- [GIVEN REQUEST]: Quote every line of the data below as it stands, omitting pictures.

- [PROVIDED RECORDS]:
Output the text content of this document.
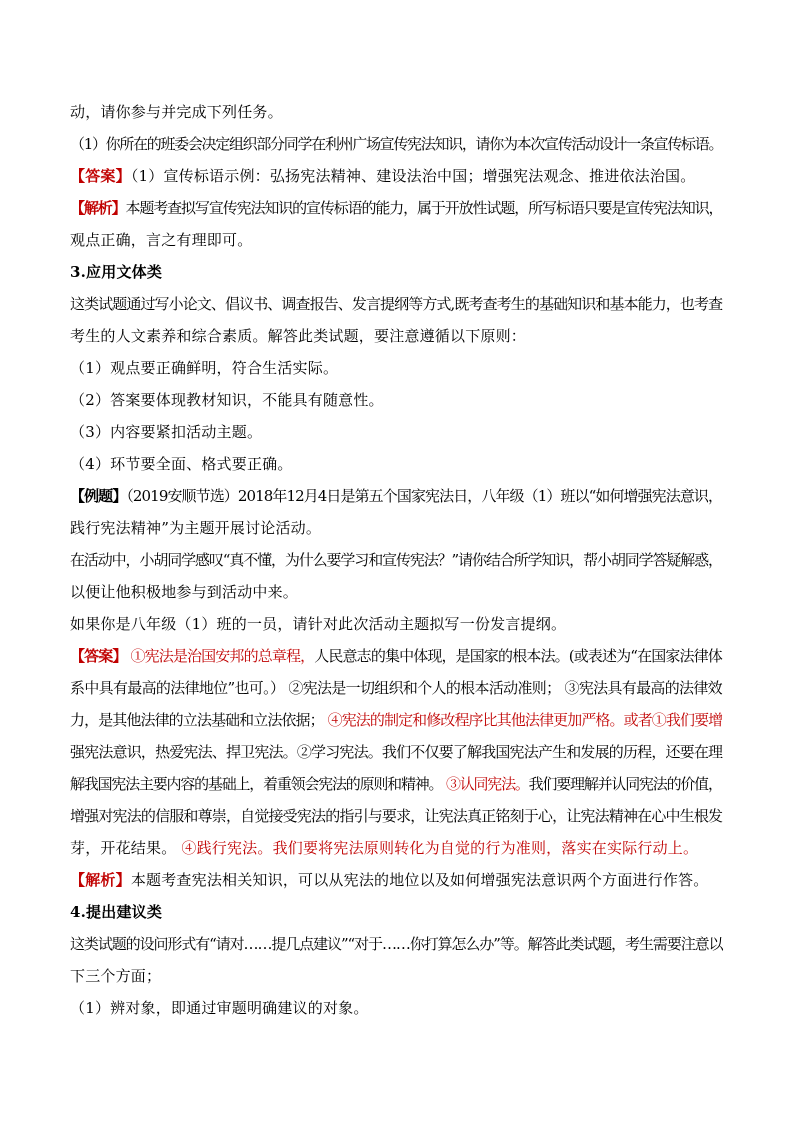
动，请你参与并完成下列任务。
（1）你所在的班委会决定组织部分同学在利州广场宣传宪法知识，请你为本次宣传活动设计一条宣传标语。
【答案】（1）宣传标语示例：弘扬宪法精神、建设法治中国；增强宪法观念、推进依法治国。
【解析】本题考查拟写宣传宪法知识的宣传标语的能力，属于开放性试题，所写标语只要是宣传宪法知识，
观点正确，言之有理即可。
3.应用文体类
这类试题通过写小论文、倡议书、调查报告、发言提纲等方式,既考查考生的基础知识和基本能力，也考查
考生的人文素养和综合素质。解答此类试题，要注意遵循以下原则：
（1）观点要正确鲜明，符合生活实际。
（2）答案要体现教材知识，不能具有随意性。
（3）内容要紧扣活动主题。
（4）环节要全面、格式要正确。
【例题】（2019安顺节选）2018年12月4日是第五个国家宪法日，八年级（1）班以“如何增强宪法意识，
践行宪法精神”为主题开展讨论活动。
在活动中，小胡同学感叹“真不懂，为什么要学习和宣传宪法？”请你结合所学知识，帮小胡同学答疑解惑，
以便让他积极地参与到活动中来。
如果你是八年级（1）班的一员，请针对此次活动主题拟写一份发言提纲。
【答案】 ①宪法是治国安邦的总章程，人民意志的集中体现，是国家的根本法。(或表述为“在国家法律体
系中具有最高的法律地位”也可。） ②宪法是一切组织和个人的根本活动准则； ③宪法具有最高的法律效
力，是其他法律的立法基础和立法依据； ④宪法的制定和修改程序比其他法律更加严格。或者①我们要增
强宪法意识，热爱宪法、捍卫宪法。②学习宪法。我们不仅要了解我国宪法产生和发展的历程，还要在理
解我国宪法主要内容的基础上，着重领会宪法的原则和精神。 ③认同宪法。我们要理解并认同宪法的价值，
增强对宪法的信服和尊崇，自觉接受宪法的指引与要求，让宪法真正铭刻于心，让宪法精神在心中生根发
芽，开花结果。 ④践行宪法。我们要将宪法原则转化为自觉的行为准则，落实在实际行动上。
【解析】本题考查宪法相关知识，可以从宪法的地位以及如何增强宪法意识两个方面进行作答。
4.提出建议类
这类试题的设问形式有“请对……提几点建议”“对于……你打算怎么办”等。解答此类试题，考生需要注意以
下三个方面；
（1）辨对象，即通过审题明确建议的对象。
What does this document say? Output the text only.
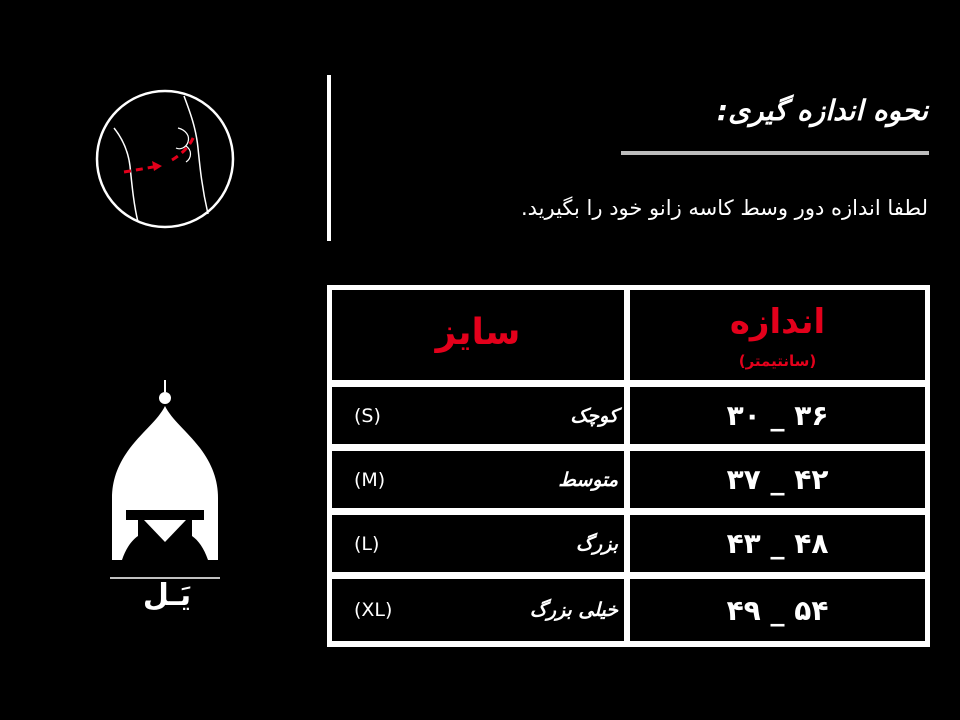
یَـل
نحوه اندازه گیری:
لطفا اندازه دور وسط کاسه زانو خود را بگیرید.
سایز	اندازه
(سانتیمتر)
کوچک
(S)	۳۶ _ ۳۰
متوسط
(M)	۴۲ _ ۳۷
بزرگ
(L)	۴۸ _ ۴۳
خیلی بزرگ
(XL)	۵۴ _ ۴۹
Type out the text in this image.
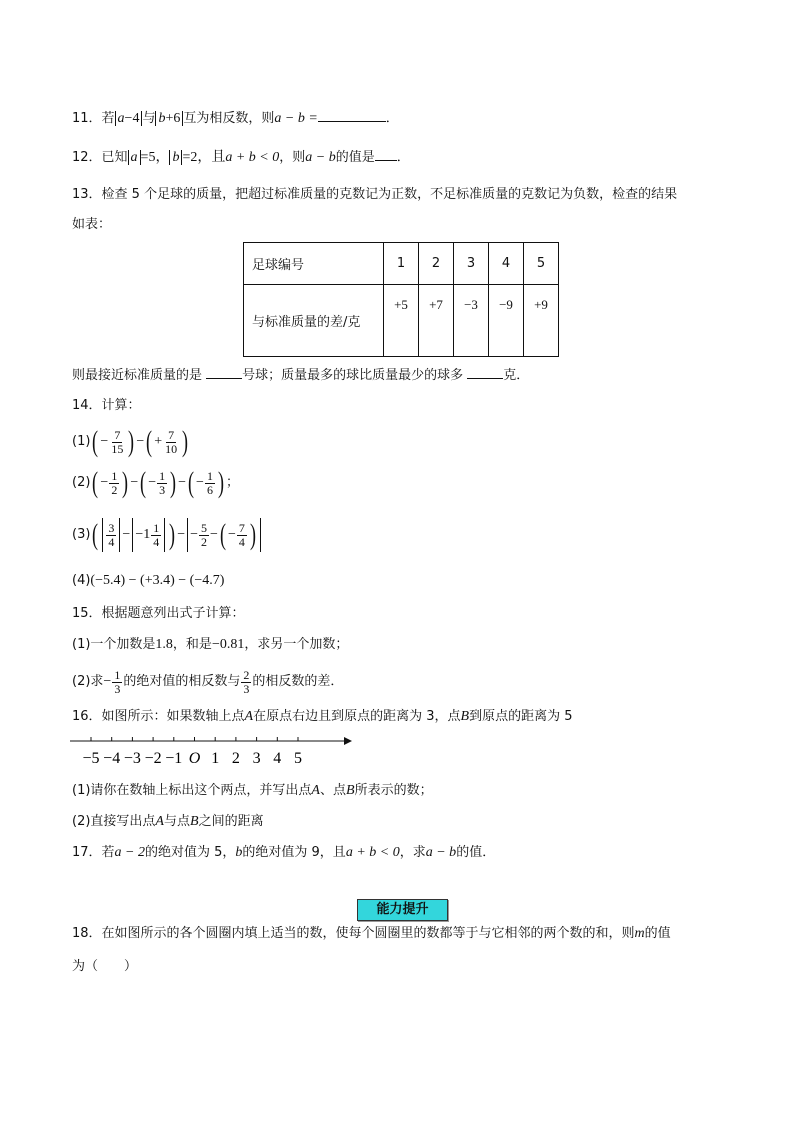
11．若 a−4 与 b+6 互为相反数，则a − b =	．
12．已知 a =5， b =2，且a + b < 0，则a − b的值是 ．
13．检查 5 个足球的质量，把超过标准质量的克数记为正数，不足标准质量的克数记为负数，检查的结果
如表：
足球编号	1	2	3	4	5
与标准质量的差/克	+5	+7	−3	−9	+9
则最接近标准质量的是	号球；质量最多的球比质量最少的球多	克．
14．计算：
(1) ( − $\frac{7}{15}$ ) − ( + $\frac{7}{10}$ )
(2) ( − $\frac{1}{2}$ ) − ( − $\frac{1}{3}$ ) − ( − $\frac{1}{6}$ ) ；
(3) ( $\frac{3}{4}$ − − $1 \frac{1}{4}$ ) − − $\frac{5}{2}$ − ( − $\frac{7}{4}$ )
(4)(−5.4) − (+3.4) − (−4.7)
15．根据题意列出式子计算：
(1)一个加数是1.8，和是−0.81，求另一个加数；
(2)求 − $\frac{1}{3}$ 的绝对值的相反数与 $\frac{2}{3}$ 的相反数的差．
16．如图所示：如果数轴上点A在原点右边且到原点的距离为 3，点B到原点的距离为 5
−5 −4 −3 −2 −1 O 1 2 3 4 5
(1)请你在数轴上标出这个两点，并写出点A、点B所表示的数；
(2)直接写出点A与点B之间的距离
17．若a − 2的绝对值为 5，b的绝对值为 9，且a + b < 0，求a − b的值．
能力提升
18．在如图所示的各个圆圈内填上适当的数，使每个圆圈里的数都等于与它相邻的两个数的和，则m的值
为（　　）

- [OUTPUT FOR THIS TASK]:
Output the text content of this document.
动，请你参与并完成下列任务。
（1）你所在的班委会决定组织部分同学在利州广场宣传宪法知识，请你为本次宣传活动设计一条宣传标语。
【答案】（1）宣传标语示例：弘扬宪法精神、建设法治中国；增强宪法观念、推进依法治国。
【解析】本题考查拟写宣传宪法知识的宣传标语的能力，属于开放性试题，所写标语只要是宣传宪法知识，
观点正确，言之有理即可。
3.应用文体类
这类试题通过写小论文、倡议书、调查报告、发言提纲等方式,既考查考生的基础知识和基本能力，也考查
考生的人文素养和综合素质。解答此类试题，要注意遵循以下原则：
（1）观点要正确鲜明，符合生活实际。
（2）答案要体现教材知识，不能具有随意性。
（3）内容要紧扣活动主题。
（4）环节要全面、格式要正确。
【例题】（2019安顺节选）2018年12月4日是第五个国家宪法日，八年级（1）班以“如何增强宪法意识，
践行宪法精神”为主题开展讨论活动。
在活动中，小胡同学感叹“真不懂，为什么要学习和宣传宪法？”请你结合所学知识，帮小胡同学答疑解惑，
以便让他积极地参与到活动中来。
如果你是八年级（1）班的一员，请针对此次活动主题拟写一份发言提纲。
【答案】 ①宪法是治国安邦的总章程，人民意志的集中体现，是国家的根本法。(或表述为“在国家法律体
系中具有最高的法律地位”也可。） ②宪法是一切组织和个人的根本活动准则； ③宪法具有最高的法律效
力，是其他法律的立法基础和立法依据； ④宪法的制定和修改程序比其他法律更加严格。或者①我们要增
强宪法意识，热爱宪法、捍卫宪法。②学习宪法。我们不仅要了解我国宪法产生和发展的历程，还要在理
解我国宪法主要内容的基础上，着重领会宪法的原则和精神。 ③认同宪法。我们要理解并认同宪法的价值，
增强对宪法的信服和尊崇，自觉接受宪法的指引与要求，让宪法真正铭刻于心，让宪法精神在心中生根发
芽，开花结果。 ④践行宪法。我们要将宪法原则转化为自觉的行为准则，落实在实际行动上。
【解析】本题考查宪法相关知识，可以从宪法的地位以及如何增强宪法意识两个方面进行作答。
4.提出建议类
这类试题的设问形式有“请对……提几点建议”“对于……你打算怎么办”等。解答此类试题，考生需要注意以
下三个方面；
（1）辨对象，即通过审题明确建议的对象。
What does this document say? Output the text only.
یَـل
نحوه اندازه گیری:
لطفا اندازه دور وسط کاسه زانو خود را بگیرید.
سایز	اندازه
(سانتیمتر)
کوچک
(S)	۳۶ _ ۳۰
متوسط
(M)	۴۲ _ ۳۷
بزرگ
(L)	۴۸ _ ۴۳
خیلی بزرگ
(XL)	۵۴ _ ۴۹
Type out the text in this image.
11．若 a−4 与 b+6 互为相反数，则a − b =	．
12．已知 a =5， b =2，且a + b < 0，则a − b的值是 ．
13．检查 5 个足球的质量，把超过标准质量的克数记为正数，不足标准质量的克数记为负数，检查的结果
如表：
足球编号	1	2	3	4	5
与标准质量的差/克	+5	+7	−3	−9	+9
则最接近标准质量的是	号球；质量最多的球比质量最少的球多	克．
14．计算：
(1) ( − $\frac{7}{15}$ ) − ( + $\frac{7}{10}$ )
(2) ( − $\frac{1}{2}$ ) − ( − $\frac{1}{3}$ ) − ( − $\frac{1}{6}$ ) ；
(3) ( $\frac{3}{4}$ − − $1 \frac{1}{4}$ ) − − $\frac{5}{2}$ − ( − $\frac{7}{4}$ )
(4)(−5.4) − (+3.4) − (−4.7)
15．根据题意列出式子计算：
(1)一个加数是1.8，和是−0.81，求另一个加数；
(2)求 − $\frac{1}{3}$ 的绝对值的相反数与 $\frac{2}{3}$ 的相反数的差．
16．如图所示：如果数轴上点A在原点右边且到原点的距离为 3，点B到原点的距离为 5
−5 −4 −3 −2 −1 O 1 2 3 4 5
(1)请你在数轴上标出这个两点，并写出点A、点B所表示的数；
(2)直接写出点A与点B之间的距离
17．若a − 2的绝对值为 5，b的绝对值为 9，且a + b < 0，求a − b的值．
能力提升
18．在如图所示的各个圆圈内填上适当的数，使每个圆圈里的数都等于与它相邻的两个数的和，则m的值
为（　　）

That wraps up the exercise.